Your objective
All of the data that follows needs to be printed again, exactly as it reads.

Supplied material
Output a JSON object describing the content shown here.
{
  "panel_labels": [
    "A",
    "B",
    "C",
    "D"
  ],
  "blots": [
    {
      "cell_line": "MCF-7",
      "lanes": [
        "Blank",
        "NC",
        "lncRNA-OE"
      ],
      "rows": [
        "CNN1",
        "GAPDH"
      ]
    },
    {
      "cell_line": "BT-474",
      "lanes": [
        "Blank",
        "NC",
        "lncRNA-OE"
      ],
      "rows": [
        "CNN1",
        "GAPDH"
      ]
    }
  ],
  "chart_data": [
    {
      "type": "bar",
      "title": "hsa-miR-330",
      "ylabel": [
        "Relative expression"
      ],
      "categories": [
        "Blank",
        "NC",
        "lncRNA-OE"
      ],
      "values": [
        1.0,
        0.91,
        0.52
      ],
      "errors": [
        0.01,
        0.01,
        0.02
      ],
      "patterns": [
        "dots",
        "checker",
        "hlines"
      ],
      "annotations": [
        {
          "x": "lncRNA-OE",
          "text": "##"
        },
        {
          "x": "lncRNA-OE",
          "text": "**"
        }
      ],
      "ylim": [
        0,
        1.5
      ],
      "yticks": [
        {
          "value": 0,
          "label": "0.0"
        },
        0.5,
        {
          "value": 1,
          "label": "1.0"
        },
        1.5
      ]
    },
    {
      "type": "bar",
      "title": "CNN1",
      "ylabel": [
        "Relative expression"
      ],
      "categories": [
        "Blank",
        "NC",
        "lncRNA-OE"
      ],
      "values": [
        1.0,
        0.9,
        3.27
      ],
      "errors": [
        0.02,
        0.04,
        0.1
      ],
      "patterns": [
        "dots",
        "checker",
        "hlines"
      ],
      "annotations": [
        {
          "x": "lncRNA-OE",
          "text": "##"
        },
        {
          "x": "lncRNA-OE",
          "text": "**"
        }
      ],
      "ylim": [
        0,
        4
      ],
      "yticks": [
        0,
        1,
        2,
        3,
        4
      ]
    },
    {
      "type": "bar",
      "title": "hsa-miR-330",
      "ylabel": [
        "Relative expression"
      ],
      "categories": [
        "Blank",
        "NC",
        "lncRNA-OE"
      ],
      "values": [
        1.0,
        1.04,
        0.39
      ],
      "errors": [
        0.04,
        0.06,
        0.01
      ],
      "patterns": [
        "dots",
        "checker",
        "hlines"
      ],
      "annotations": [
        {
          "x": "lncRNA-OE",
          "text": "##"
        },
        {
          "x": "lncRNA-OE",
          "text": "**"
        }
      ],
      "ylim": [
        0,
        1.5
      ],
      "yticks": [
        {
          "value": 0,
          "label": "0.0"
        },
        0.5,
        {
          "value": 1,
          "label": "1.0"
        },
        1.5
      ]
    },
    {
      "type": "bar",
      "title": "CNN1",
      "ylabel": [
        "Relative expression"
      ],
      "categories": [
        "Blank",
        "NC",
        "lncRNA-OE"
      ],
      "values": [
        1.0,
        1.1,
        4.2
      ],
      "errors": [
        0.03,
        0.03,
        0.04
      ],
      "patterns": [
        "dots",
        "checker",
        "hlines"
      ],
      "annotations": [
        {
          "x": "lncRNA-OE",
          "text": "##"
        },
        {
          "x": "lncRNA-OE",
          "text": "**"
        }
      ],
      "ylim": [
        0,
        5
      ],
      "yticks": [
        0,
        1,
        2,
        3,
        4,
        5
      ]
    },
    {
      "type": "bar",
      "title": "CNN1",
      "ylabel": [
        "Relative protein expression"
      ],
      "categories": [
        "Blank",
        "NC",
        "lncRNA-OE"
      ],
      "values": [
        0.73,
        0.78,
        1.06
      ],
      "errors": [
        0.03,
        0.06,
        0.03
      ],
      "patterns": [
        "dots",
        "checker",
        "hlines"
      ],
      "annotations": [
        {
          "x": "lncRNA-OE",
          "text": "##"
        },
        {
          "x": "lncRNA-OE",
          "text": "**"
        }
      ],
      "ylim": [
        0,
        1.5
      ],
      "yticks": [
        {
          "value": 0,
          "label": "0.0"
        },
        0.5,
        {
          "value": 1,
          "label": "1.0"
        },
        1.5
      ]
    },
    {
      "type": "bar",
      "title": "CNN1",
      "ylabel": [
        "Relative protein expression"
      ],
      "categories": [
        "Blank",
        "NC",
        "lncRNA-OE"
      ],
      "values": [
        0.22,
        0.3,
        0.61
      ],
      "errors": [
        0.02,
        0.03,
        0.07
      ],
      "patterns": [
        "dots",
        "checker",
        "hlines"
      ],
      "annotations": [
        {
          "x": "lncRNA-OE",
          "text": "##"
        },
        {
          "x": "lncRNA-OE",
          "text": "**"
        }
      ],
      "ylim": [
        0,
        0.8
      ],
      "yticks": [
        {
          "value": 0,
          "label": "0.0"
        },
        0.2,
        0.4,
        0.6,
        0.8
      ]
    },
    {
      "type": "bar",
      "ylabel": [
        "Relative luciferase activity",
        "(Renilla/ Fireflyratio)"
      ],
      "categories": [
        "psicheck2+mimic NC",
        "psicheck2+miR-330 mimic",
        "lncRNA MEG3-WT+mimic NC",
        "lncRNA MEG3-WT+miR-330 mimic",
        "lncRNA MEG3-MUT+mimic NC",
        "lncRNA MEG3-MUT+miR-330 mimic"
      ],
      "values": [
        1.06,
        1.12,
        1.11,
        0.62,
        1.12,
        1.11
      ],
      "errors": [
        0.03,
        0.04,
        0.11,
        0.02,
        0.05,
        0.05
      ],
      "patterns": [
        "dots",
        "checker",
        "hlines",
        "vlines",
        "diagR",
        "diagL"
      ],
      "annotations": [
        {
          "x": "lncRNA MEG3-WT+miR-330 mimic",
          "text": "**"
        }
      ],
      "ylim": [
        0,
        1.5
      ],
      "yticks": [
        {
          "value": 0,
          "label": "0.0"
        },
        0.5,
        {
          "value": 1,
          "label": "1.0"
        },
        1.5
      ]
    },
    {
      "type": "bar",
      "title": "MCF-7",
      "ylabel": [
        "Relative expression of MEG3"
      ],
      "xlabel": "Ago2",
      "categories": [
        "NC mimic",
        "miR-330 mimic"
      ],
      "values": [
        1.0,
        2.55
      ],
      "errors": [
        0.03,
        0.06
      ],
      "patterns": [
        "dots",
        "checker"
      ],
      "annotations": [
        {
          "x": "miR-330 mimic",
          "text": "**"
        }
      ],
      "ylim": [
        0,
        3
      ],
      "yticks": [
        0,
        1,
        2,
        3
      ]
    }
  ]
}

Finished task
Output a JSON object describing the content shown here.
{
  "panel_labels": [
    "A",
    "B",
    "C",
    "D"
  ],
  "blots": [
    {
      "cell_line": "MCF-7",
      "lanes": [
        "Blank",
        "NC",
        "lncRNA-OE"
      ],
      "rows": [
        "CNN1",
        "GAPDH"
      ]
    },
    {
      "cell_line": "BT-474",
      "lanes": [
        "Blank",
        "NC",
        "lncRNA-OE"
      ],
      "rows": [
        "CNN1",
        "GAPDH"
      ]
    }
  ],
  "chart_data": [
    {
      "type": "bar",
      "title": "hsa-miR-330",
      "ylabel": [
        "Relative expression"
      ],
      "categories": [
        "Blank",
        "NC",
        "lncRNA-OE"
      ],
      "values": [
        1.0,
        0.91,
        0.52
      ],
      "errors": [
        0.01,
        0.01,
        0.02
      ],
      "patterns": [
        "dots",
        "checker",
        "hlines"
      ],
      "annotations": [
        {
          "x": "lncRNA-OE",
          "text": "##"
        },
        {
          "x": "lncRNA-OE",
          "text": "**"
        }
      ],
      "ylim": [
        0,
        1.5
      ],
      "yticks": [
        {
          "value": 0,
          "label": "0.0"
        },
        0.5,
        {
          "value": 1,
          "label": "1.0"
        },
        1.5
      ]
    },
    {
      "type": "bar",
      "title": "CNN1",
      "ylabel": [
        "Relative expression"
      ],
      "categories": [
        "Blank",
        "NC",
        "lncRNA-OE"
      ],
      "values": [
        1.0,
        0.9,
        3.27
      ],
      "errors": [
        0.02,
        0.04,
        0.1
      ],
      "patterns": [
        "dots",
        "checker",
        "hlines"
      ],
      "annotations": [
        {
          "x": "lncRNA-OE",
          "text": "##"
        },
        {
          "x": "lncRNA-OE",
          "text": "**"
        }
      ],
      "ylim": [
        0,
        4
      ],
      "yticks": [
        0,
        1,
        2,
        3,
        4
      ]
    },
    {
      "type": "bar",
      "title": "hsa-miR-330",
      "ylabel": [
        "Relative expression"
      ],
      "categories": [
        "Blank",
        "NC",
        "lncRNA-OE"
      ],
      "values": [
        1.0,
        1.04,
        0.39
      ],
      "errors": [
        0.04,
        0.06,
        0.01
      ],
      "patterns": [
        "dots",
        "checker",
        "hlines"
      ],
      "annotations": [
        {
          "x": "lncRNA-OE",
          "text": "##"
        },
        {
          "x": "lncRNA-OE",
          "text": "**"
        }
      ],
      "ylim": [
        0,
        1.5
      ],
      "yticks": [
        {
          "value": 0,
          "label": "0.0"
        },
        0.5,
        {
          "value": 1,
          "label": "1.0"
        },
        1.5
      ]
    },
    {
      "type": "bar",
      "title": "CNN1",
      "ylabel": [
        "Relative expression"
      ],
      "categories": [
        "Blank",
        "NC",
        "lncRNA-OE"
      ],
      "values": [
        1.0,
        1.1,
        4.2
      ],
      "errors": [
        0.03,
        0.03,
        0.04
      ],
      "patterns": [
        "dots",
        "checker",
        "hlines"
      ],
      "annotations": [
        {
          "x": "lncRNA-OE",
          "text": "##"
        },
        {
          "x": "lncRNA-OE",
          "text": "**"
        }
      ],
      "ylim": [
        0,
        5
      ],
      "yticks": [
        0,
        1,
        2,
        3,
        4,
        5
      ]
    },
    {
      "type": "bar",
      "title": "CNN1",
      "ylabel": [
        "Relative protein expression"
      ],
      "categories": [
        "Blank",
        "NC",
        "lncRNA-OE"
      ],
      "values": [
        0.73,
        0.78,
        1.06
      ],
      "errors": [
        0.03,
        0.06,
        0.03
      ],
      "patterns": [
        "dots",
        "checker",
        "hlines"
      ],
      "annotations": [
        {
          "x": "lncRNA-OE",
          "text": "##"
        },
        {
          "x": "lncRNA-OE",
          "text": "**"
        }
      ],
      "ylim": [
        0,
        1.5
      ],
      "yticks": [
        {
          "value": 0,
          "label": "0.0"
        },
        0.5,
        {
          "value": 1,
          "label": "1.0"
        },
        1.5
      ]
    },
    {
      "type": "bar",
      "title": "CNN1",
      "ylabel": [
        "Relative protein expression"
      ],
      "categories": [
        "Blank",
        "NC",
        "lncRNA-OE"
      ],
      "values": [
        0.22,
        0.3,
        0.61
      ],
      "errors": [
        0.02,
        0.03,
        0.07
      ],
      "patterns": [
        "dots",
        "checker",
        "hlines"
      ],
      "annotations": [
        {
          "x": "lncRNA-OE",
          "text": "##"
        },
        {
          "x": "lncRNA-OE",
          "text": "**"
        }
      ],
      "ylim": [
        0,
        0.8
      ],
      "yticks": [
        {
          "value": 0,
          "label": "0.0"
        },
        0.2,
        0.4,
        0.6,
        0.8
      ]
    },
    {
      "type": "bar",
      "ylabel": [
        "Relative luciferase activity",
        "(Renilla/ Fireflyratio)"
      ],
      "categories": [
        "psicheck2+mimic NC",
        "psicheck2+miR-330 mimic",
        "lncRNA MEG3-WT+mimic NC",
        "lncRNA MEG3-WT+miR-330 mimic",
        "lncRNA MEG3-MUT+mimic NC",
        "lncRNA MEG3-MUT+miR-330 mimic"
      ],
      "values": [
        1.06,
        1.12,
        1.11,
        0.62,
        1.12,
        1.11
      ],
      "errors": [
        0.03,
        0.04,
        0.11,
        0.02,
        0.05,
        0.05
      ],
      "patterns": [
        "dots",
        "checker",
        "hlines",
        "vlines",
        "diagR",
        "diagL"
      ],
      "annotations": [
        {
          "x": "lncRNA MEG3-WT+miR-330 mimic",
          "text": "**"
        }
      ],
      "ylim": [
        0,
        1.5
      ],
      "yticks": [
        {
          "value": 0,
          "label": "0.0"
        },
        0.5,
        {
          "value": 1,
          "label": "1.0"
        },
        1.5
      ]
    },
    {
      "type": "bar",
      "title": "MCF-7",
      "ylabel": [
        "Relative expression of MEG3"
      ],
      "xlabel": "Ago2",
      "categories": [
        "NC mimic",
        "miR-330 mimic"
      ],
      "values": [
        1.0,
        2.55
      ],
      "errors": [
        0.03,
        0.06
      ],
      "patterns": [
        "dots",
        "checker"
      ],
      "annotations": [
        {
          "x": "miR-330 mimic",
          "text": "**"
        }
      ],
      "ylim": [
        0,
        3
      ],
      "yticks": [
        0,
        1,
        2,
        3
      ]
    }
  ]
}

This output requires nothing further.